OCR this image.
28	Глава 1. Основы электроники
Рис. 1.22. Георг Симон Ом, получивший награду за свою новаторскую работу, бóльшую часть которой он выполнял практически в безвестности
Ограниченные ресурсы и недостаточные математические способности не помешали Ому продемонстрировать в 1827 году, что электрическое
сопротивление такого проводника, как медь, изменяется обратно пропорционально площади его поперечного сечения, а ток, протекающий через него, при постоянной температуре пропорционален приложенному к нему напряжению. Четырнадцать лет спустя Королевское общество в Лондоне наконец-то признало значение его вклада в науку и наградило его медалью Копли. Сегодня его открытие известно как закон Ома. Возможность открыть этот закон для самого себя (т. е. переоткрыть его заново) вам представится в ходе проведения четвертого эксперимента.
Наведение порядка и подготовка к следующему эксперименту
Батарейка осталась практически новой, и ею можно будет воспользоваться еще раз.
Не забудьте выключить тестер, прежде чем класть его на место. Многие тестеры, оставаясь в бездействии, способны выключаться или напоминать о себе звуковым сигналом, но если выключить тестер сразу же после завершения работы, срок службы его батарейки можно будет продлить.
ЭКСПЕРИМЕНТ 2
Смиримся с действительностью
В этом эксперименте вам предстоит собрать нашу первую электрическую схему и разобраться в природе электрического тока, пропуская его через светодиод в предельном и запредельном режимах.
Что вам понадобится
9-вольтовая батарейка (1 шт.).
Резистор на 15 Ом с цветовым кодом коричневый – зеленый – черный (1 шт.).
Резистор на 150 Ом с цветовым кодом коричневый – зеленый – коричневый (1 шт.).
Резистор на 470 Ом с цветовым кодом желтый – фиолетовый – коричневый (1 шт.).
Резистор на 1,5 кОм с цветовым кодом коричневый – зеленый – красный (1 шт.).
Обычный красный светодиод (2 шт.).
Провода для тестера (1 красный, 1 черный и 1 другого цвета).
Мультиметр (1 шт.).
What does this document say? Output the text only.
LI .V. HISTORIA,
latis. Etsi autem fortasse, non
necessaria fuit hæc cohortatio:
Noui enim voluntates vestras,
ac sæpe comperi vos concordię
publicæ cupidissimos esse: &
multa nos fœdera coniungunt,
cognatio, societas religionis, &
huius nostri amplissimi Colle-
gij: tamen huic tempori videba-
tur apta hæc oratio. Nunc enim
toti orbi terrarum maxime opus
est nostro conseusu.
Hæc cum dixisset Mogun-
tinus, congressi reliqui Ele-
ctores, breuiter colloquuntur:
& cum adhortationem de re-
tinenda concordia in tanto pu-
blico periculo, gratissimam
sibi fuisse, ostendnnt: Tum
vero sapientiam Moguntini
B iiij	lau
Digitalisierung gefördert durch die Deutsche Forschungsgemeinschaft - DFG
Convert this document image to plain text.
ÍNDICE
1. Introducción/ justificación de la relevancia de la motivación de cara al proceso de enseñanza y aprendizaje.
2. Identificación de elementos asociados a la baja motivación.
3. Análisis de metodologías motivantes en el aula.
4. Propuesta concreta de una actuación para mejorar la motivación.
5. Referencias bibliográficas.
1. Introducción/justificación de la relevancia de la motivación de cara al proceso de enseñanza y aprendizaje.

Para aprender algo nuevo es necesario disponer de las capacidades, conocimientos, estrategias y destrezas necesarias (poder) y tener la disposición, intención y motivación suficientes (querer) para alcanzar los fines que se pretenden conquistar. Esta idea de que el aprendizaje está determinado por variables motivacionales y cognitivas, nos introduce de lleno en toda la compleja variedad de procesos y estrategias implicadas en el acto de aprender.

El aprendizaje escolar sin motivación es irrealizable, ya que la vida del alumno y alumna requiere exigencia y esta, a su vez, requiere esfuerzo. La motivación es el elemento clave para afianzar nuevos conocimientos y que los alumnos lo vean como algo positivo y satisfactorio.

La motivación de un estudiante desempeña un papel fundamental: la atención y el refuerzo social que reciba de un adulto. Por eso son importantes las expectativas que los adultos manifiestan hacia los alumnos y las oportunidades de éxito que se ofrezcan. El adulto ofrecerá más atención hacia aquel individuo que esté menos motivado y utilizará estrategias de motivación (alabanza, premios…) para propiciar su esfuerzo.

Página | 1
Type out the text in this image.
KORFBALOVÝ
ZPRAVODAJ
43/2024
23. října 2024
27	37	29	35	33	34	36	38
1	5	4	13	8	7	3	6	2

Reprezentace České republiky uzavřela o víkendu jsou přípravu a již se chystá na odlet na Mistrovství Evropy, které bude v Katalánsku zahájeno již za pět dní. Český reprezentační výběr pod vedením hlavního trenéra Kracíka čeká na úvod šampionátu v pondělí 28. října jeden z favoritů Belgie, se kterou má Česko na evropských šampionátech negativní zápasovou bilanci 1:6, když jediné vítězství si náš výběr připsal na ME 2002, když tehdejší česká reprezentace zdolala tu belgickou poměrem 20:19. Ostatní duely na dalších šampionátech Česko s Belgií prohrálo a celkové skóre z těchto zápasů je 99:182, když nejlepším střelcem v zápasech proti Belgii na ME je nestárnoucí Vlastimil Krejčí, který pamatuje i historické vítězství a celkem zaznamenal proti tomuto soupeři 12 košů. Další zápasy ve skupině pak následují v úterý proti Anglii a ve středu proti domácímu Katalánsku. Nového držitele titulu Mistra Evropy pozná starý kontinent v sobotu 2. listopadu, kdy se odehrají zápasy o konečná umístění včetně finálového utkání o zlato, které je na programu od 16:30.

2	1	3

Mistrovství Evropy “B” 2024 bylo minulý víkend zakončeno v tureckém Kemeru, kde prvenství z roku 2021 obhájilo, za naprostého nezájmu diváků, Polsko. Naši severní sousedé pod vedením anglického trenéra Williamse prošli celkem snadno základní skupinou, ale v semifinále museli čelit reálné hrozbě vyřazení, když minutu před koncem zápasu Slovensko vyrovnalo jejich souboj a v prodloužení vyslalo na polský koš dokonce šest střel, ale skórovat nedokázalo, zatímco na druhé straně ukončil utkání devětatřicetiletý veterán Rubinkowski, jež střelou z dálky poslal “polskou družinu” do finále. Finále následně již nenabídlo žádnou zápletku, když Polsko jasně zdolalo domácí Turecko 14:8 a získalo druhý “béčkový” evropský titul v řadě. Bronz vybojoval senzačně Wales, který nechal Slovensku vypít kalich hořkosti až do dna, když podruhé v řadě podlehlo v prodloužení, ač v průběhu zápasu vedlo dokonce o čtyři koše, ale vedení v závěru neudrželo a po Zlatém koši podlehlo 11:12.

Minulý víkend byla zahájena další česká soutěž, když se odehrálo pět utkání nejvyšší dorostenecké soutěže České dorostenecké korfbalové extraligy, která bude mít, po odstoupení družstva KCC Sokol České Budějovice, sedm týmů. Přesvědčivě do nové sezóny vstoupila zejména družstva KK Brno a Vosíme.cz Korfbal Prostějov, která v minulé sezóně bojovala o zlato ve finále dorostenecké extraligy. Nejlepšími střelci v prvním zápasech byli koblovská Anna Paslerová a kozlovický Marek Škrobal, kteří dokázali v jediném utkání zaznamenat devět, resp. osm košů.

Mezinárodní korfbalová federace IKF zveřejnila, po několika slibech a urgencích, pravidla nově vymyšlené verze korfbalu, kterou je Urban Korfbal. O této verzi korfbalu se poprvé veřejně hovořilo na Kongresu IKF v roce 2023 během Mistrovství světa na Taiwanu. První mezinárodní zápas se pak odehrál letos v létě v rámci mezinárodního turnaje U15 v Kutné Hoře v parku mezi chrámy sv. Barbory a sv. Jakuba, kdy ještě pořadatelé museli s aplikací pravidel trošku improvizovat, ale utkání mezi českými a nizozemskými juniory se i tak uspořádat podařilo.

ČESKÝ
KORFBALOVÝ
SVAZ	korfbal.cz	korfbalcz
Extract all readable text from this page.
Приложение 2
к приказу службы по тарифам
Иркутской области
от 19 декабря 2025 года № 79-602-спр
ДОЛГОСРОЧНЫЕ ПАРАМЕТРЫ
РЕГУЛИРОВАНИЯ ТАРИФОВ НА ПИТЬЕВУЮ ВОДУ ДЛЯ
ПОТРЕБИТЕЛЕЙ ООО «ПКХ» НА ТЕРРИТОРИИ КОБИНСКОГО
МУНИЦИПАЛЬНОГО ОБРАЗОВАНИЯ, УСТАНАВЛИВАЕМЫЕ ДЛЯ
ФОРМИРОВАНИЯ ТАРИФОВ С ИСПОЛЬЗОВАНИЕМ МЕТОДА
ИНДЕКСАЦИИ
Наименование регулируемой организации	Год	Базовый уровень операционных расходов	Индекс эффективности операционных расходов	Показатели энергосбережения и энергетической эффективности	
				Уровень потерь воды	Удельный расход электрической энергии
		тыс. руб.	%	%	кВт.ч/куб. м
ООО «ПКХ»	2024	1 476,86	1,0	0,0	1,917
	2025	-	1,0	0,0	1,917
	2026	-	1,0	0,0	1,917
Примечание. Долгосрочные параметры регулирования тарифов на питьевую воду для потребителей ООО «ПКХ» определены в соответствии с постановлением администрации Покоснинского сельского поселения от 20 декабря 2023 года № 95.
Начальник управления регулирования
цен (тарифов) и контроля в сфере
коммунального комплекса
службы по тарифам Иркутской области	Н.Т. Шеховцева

_ _ _ _ _ _ _

**SHORT PROBLEM**
Print from the line containing "Extract all readable text from this page." to the last line above, exactly as written.

**FULL RESPONSE**
Extract all readable text from this page.
Приложение 2
к приказу службы по тарифам
Иркутской области
от 19 декабря 2025 года № 79-602-спр
ДОЛГОСРОЧНЫЕ ПАРАМЕТРЫ
РЕГУЛИРОВАНИЯ ТАРИФОВ НА ПИТЬЕВУЮ ВОДУ ДЛЯ
ПОТРЕБИТЕЛЕЙ ООО «ПКХ» НА ТЕРРИТОРИИ КОБИНСКОГО
МУНИЦИПАЛЬНОГО ОБРАЗОВАНИЯ, УСТАНАВЛИВАЕМЫЕ ДЛЯ
ФОРМИРОВАНИЯ ТАРИФОВ С ИСПОЛЬЗОВАНИЕМ МЕТОДА
ИНДЕКСАЦИИ
Наименование регулируемой организации	Год	Базовый уровень операционных расходов	Индекс эффективности операционных расходов	Показатели энергосбережения и энергетической эффективности	
				Уровень потерь воды	Удельный расход электрической энергии
		тыс. руб.	%	%	кВт.ч/куб. м
ООО «ПКХ»	2024	1 476,86	1,0	0,0	1,917
	2025	-	1,0	0,0	1,917
	2026	-	1,0	0,0	1,917
Примечание. Долгосрочные параметры регулирования тарифов на питьевую воду для потребителей ООО «ПКХ» определены в соответствии с постановлением администрации Покоснинского сельского поселения от 20 декабря 2023 года № 95.
Начальник управления регулирования
цен (тарифов) и контроля в сфере
коммунального комплекса
службы по тарифам Иркутской области	Н.Т. Шеховцева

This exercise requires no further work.